• Data extract:
#####
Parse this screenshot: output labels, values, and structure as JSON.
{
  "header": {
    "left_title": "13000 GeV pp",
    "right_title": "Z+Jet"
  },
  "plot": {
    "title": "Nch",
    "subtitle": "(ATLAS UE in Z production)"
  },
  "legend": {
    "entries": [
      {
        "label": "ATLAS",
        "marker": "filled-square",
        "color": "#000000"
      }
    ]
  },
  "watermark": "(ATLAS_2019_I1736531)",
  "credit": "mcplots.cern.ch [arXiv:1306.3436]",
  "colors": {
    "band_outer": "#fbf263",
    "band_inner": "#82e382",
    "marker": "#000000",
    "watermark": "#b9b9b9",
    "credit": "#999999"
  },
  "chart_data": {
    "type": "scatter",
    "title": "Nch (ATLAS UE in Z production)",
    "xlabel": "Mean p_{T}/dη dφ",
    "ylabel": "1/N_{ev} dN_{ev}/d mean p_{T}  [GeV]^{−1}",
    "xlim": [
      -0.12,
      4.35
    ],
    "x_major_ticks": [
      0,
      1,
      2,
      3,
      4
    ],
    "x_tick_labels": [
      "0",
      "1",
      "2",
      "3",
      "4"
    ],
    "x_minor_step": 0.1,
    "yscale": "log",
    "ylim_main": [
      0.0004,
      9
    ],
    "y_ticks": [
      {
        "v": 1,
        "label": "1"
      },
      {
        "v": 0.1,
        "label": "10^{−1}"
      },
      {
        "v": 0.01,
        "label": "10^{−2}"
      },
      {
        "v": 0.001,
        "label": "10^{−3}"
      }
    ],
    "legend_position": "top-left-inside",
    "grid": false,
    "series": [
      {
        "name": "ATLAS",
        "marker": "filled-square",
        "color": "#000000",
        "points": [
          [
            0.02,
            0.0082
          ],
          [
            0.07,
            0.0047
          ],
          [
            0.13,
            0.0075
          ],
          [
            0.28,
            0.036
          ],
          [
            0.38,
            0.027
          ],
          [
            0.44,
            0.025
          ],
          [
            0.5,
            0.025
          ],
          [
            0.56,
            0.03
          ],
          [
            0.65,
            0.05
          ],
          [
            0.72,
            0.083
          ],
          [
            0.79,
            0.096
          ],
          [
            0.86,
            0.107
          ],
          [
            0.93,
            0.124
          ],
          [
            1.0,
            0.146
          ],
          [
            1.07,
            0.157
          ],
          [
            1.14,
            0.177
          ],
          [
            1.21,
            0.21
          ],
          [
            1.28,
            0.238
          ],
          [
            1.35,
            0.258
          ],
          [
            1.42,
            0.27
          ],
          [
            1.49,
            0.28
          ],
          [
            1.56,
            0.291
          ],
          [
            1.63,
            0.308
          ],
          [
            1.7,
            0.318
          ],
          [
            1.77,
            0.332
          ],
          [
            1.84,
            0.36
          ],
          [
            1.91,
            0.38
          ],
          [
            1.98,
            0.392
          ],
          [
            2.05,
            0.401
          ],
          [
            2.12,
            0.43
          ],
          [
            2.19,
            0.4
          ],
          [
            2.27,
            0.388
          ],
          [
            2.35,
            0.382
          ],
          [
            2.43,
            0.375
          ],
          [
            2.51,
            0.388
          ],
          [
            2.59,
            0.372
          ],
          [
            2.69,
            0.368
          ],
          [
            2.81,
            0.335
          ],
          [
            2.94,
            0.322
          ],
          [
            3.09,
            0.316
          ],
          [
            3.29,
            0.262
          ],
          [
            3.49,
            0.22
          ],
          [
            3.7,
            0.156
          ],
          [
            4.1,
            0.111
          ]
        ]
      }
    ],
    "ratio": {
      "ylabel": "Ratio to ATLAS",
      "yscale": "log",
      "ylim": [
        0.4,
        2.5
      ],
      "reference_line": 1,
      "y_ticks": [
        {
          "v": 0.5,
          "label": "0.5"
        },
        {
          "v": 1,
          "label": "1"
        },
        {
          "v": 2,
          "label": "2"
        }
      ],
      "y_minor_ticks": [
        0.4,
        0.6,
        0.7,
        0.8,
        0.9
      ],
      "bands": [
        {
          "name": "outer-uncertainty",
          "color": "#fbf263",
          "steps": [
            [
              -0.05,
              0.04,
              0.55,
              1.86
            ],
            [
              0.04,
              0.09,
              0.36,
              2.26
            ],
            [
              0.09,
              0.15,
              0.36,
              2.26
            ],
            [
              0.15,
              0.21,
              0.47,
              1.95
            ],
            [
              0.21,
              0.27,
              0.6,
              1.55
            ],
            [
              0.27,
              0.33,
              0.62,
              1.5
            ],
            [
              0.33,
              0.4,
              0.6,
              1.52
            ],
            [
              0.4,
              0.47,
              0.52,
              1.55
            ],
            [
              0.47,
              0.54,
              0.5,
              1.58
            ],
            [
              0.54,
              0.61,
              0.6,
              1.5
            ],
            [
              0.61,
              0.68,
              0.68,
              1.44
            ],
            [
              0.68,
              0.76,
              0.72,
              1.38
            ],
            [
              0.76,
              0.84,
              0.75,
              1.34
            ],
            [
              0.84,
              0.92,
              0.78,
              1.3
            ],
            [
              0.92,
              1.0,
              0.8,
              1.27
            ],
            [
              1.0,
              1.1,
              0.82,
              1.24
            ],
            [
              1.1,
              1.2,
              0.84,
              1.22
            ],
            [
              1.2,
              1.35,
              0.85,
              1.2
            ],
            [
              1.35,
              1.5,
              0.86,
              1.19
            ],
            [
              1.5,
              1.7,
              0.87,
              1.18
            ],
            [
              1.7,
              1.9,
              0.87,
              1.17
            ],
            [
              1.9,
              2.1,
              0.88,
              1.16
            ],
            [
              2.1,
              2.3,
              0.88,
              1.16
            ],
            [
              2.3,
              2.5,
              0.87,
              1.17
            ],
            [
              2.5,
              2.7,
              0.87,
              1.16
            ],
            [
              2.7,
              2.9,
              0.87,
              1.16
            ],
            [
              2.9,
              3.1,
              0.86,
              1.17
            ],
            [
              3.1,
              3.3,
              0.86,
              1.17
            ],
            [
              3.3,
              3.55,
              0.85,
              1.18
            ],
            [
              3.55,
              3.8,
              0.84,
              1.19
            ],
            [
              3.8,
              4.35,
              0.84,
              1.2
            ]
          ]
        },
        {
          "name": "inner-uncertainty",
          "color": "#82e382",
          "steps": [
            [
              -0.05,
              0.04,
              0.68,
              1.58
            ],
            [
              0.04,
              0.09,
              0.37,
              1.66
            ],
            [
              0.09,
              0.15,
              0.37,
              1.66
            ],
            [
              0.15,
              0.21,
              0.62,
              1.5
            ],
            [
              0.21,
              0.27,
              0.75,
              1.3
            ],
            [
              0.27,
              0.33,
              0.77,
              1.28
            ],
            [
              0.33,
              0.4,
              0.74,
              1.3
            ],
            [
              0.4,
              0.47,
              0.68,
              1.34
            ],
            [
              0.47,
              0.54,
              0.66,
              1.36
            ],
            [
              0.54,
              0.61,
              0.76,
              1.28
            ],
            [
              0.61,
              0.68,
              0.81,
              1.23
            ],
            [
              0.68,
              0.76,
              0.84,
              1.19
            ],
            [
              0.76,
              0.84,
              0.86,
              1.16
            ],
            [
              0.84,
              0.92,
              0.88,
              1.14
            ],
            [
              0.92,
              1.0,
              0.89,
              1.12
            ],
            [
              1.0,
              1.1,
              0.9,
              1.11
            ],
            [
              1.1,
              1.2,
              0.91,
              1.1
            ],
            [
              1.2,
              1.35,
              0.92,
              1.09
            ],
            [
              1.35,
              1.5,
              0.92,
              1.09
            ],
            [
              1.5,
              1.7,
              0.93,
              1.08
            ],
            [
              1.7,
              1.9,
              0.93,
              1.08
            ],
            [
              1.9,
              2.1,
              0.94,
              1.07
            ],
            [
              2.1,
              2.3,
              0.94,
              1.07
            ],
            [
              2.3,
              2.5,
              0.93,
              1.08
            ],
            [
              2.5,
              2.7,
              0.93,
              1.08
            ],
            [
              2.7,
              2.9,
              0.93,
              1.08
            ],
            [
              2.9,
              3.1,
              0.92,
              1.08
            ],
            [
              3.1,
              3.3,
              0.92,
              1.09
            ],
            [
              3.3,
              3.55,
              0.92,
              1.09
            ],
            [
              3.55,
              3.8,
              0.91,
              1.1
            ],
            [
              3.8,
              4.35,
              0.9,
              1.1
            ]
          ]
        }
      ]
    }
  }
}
#####
Which lines of the data include "ylabel"? Copy each of them.

• Response below:
    "ylabel": "1/N_{ev} dN_{ev}/d mean p_{T}  [GeV]^{−1}",
      "ylabel": "Ratio to ATLAS",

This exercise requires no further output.